#### Problem:
Copy these records verbatim, keeping every line as it stands.

[Begin]

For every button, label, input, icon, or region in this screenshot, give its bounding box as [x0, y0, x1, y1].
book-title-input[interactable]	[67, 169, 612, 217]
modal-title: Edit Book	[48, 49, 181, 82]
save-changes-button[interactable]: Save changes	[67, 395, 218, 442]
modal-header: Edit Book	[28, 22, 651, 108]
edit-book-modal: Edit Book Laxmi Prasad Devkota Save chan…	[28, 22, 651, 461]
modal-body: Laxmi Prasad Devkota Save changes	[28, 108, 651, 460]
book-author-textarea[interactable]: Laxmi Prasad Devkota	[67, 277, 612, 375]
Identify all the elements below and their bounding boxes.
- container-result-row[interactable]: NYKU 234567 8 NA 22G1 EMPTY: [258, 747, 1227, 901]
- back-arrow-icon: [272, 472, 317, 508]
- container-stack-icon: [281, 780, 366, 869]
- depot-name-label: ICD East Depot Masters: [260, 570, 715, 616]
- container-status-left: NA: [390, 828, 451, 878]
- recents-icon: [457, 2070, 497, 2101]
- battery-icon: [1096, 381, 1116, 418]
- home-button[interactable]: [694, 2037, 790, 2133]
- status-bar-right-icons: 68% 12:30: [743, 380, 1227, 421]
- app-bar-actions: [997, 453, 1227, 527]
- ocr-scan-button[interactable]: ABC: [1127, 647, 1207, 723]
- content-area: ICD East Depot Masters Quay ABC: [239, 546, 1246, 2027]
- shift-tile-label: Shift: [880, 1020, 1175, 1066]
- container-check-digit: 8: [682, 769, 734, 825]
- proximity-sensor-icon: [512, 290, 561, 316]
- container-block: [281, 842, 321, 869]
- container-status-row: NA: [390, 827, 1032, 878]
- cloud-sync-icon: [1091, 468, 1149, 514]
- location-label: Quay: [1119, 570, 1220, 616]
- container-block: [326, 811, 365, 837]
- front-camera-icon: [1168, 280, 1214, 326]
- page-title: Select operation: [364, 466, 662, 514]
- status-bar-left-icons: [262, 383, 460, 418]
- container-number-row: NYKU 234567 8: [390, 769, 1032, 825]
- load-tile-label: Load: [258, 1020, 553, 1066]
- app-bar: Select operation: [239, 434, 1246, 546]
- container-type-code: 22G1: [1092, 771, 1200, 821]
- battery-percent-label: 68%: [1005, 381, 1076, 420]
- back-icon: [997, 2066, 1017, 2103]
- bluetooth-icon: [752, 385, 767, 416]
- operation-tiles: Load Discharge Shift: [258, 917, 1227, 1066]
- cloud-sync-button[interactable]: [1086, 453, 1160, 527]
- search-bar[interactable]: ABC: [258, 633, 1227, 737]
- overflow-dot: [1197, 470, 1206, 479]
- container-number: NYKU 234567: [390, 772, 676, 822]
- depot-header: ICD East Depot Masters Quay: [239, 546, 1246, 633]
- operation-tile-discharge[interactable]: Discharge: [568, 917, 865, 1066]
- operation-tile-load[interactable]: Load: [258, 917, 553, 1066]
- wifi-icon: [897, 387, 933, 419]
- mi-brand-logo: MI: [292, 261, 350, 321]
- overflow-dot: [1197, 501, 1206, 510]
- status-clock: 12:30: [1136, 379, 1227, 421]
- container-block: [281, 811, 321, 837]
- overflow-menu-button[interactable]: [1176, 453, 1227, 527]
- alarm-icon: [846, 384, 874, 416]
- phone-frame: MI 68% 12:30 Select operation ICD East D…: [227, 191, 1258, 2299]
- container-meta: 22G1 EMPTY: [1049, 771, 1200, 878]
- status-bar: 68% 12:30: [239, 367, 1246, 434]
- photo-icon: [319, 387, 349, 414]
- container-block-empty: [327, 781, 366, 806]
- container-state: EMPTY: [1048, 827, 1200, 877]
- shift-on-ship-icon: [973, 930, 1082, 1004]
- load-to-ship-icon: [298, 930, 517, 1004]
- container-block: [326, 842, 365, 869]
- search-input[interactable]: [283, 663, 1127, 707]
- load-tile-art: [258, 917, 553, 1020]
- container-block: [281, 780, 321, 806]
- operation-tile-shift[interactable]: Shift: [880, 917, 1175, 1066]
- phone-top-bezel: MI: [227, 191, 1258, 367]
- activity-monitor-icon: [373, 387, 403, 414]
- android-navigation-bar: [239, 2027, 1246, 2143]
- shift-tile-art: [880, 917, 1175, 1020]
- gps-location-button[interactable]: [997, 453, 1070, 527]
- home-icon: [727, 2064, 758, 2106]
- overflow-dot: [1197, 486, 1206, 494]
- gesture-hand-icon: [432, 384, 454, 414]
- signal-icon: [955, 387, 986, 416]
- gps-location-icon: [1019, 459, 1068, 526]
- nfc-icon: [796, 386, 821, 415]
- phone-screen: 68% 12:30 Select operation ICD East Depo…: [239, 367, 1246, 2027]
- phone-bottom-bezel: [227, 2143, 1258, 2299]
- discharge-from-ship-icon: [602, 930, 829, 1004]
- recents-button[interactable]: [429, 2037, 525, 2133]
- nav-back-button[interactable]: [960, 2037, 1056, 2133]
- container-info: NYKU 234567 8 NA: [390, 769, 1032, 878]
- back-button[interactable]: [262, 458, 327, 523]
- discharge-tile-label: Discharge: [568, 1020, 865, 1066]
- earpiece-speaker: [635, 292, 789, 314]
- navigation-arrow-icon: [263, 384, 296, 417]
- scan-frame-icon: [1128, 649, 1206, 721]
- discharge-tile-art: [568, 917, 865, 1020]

[End]

#### Answer to the task:
For every button, label, input, icon, or region in this screenshot, give its bounding box as [x0, y0, x1, y1].
book-title-input[interactable]	[67, 169, 612, 217]
modal-title: Edit Book	[48, 49, 181, 82]
save-changes-button[interactable]: Save changes	[67, 395, 218, 442]
modal-header: Edit Book	[28, 22, 651, 108]
edit-book-modal: Edit Book Laxmi Prasad Devkota Save chan…	[28, 22, 651, 461]
modal-body: Laxmi Prasad Devkota Save changes	[28, 108, 651, 460]
book-author-textarea[interactable]: Laxmi Prasad Devkota	[67, 277, 612, 375]
Identify all the elements below and their bounding boxes.
- container-result-row[interactable]: NYKU 234567 8 NA 22G1 EMPTY: [258, 747, 1227, 901]
- back-arrow-icon: [272, 472, 317, 508]
- container-stack-icon: [281, 780, 366, 869]
- depot-name-label: ICD East Depot Masters: [260, 570, 715, 616]
- container-status-left: NA: [390, 828, 451, 878]
- recents-icon: [457, 2070, 497, 2101]
- battery-icon: [1096, 381, 1116, 418]
- home-button[interactable]: [694, 2037, 790, 2133]
- status-bar-right-icons: 68% 12:30: [743, 380, 1227, 421]
- app-bar-actions: [997, 453, 1227, 527]
- ocr-scan-button[interactable]: ABC: [1127, 647, 1207, 723]
- content-area: ICD East Depot Masters Quay ABC: [239, 546, 1246, 2027]
- shift-tile-label: Shift: [880, 1020, 1175, 1066]
- container-check-digit: 8: [682, 769, 734, 825]
- proximity-sensor-icon: [512, 290, 561, 316]
- container-block: [281, 842, 321, 869]
- container-status-row: NA: [390, 827, 1032, 878]
- cloud-sync-icon: [1091, 468, 1149, 514]
- location-label: Quay: [1119, 570, 1220, 616]
- container-block: [326, 811, 365, 837]
- front-camera-icon: [1168, 280, 1214, 326]
- page-title: Select operation: [364, 466, 662, 514]
- status-bar-left-icons: [262, 383, 460, 418]
- container-number-row: NYKU 234567 8: [390, 769, 1032, 825]
- load-tile-label: Load: [258, 1020, 553, 1066]
- app-bar: Select operation: [239, 434, 1246, 546]
- container-type-code: 22G1: [1092, 771, 1200, 821]
- battery-percent-label: 68%: [1005, 381, 1076, 420]
- back-icon: [997, 2066, 1017, 2103]
- bluetooth-icon: [752, 385, 767, 416]
- operation-tiles: Load Discharge Shift: [258, 917, 1227, 1066]
- cloud-sync-button[interactable]: [1086, 453, 1160, 527]
- search-bar[interactable]: ABC: [258, 633, 1227, 737]
- overflow-dot: [1197, 470, 1206, 479]
- container-number: NYKU 234567: [390, 772, 676, 822]
- depot-header: ICD East Depot Masters Quay: [239, 546, 1246, 633]
- operation-tile-discharge[interactable]: Discharge: [568, 917, 865, 1066]
- operation-tile-load[interactable]: Load: [258, 917, 553, 1066]
- wifi-icon: [897, 387, 933, 419]
- mi-brand-logo: MI: [292, 261, 350, 321]
- overflow-dot: [1197, 501, 1206, 510]
- status-clock: 12:30: [1136, 379, 1227, 421]
- container-block: [281, 811, 321, 837]
- overflow-menu-button[interactable]: [1176, 453, 1227, 527]
- alarm-icon: [846, 384, 874, 416]
- phone-frame: MI 68% 12:30 Select operation ICD East D…: [227, 191, 1258, 2299]
- container-meta: 22G1 EMPTY: [1049, 771, 1200, 878]
- status-bar: 68% 12:30: [239, 367, 1246, 434]
- photo-icon: [319, 387, 349, 414]
- container-block-empty: [327, 781, 366, 806]
- container-state: EMPTY: [1048, 827, 1200, 877]
- shift-on-ship-icon: [973, 930, 1082, 1004]
- load-to-ship-icon: [298, 930, 517, 1004]
- container-block: [326, 842, 365, 869]
- search-input[interactable]: [283, 663, 1127, 707]
- load-tile-art: [258, 917, 553, 1020]
- container-block: [281, 780, 321, 806]
- operation-tile-shift[interactable]: Shift: [880, 917, 1175, 1066]
- phone-top-bezel: MI: [227, 191, 1258, 367]
- activity-monitor-icon: [373, 387, 403, 414]
- android-navigation-bar: [239, 2027, 1246, 2143]
- shift-tile-art: [880, 917, 1175, 1020]
- gps-location-button[interactable]: [997, 453, 1070, 527]
- home-icon: [727, 2064, 758, 2106]
- overflow-dot: [1197, 486, 1206, 494]
- gesture-hand-icon: [432, 384, 454, 414]
- signal-icon: [955, 387, 986, 416]
- gps-location-icon: [1019, 459, 1068, 526]
- nfc-icon: [796, 386, 821, 415]
- phone-screen: 68% 12:30 Select operation ICD East Depo…: [239, 367, 1246, 2027]
- phone-bottom-bezel: [227, 2143, 1258, 2299]
- discharge-from-ship-icon: [602, 930, 829, 1004]
- recents-button[interactable]: [429, 2037, 525, 2133]
- nav-back-button[interactable]: [960, 2037, 1056, 2133]
- container-info: NYKU 234567 8 NA: [390, 769, 1032, 878]
- back-button[interactable]: [262, 458, 327, 523]
- discharge-tile-label: Discharge: [568, 1020, 865, 1066]
- earpiece-speaker: [635, 292, 789, 314]
- navigation-arrow-icon: [263, 384, 296, 417]
- scan-frame-icon: [1128, 649, 1206, 721]
- discharge-tile-art: [568, 917, 865, 1020]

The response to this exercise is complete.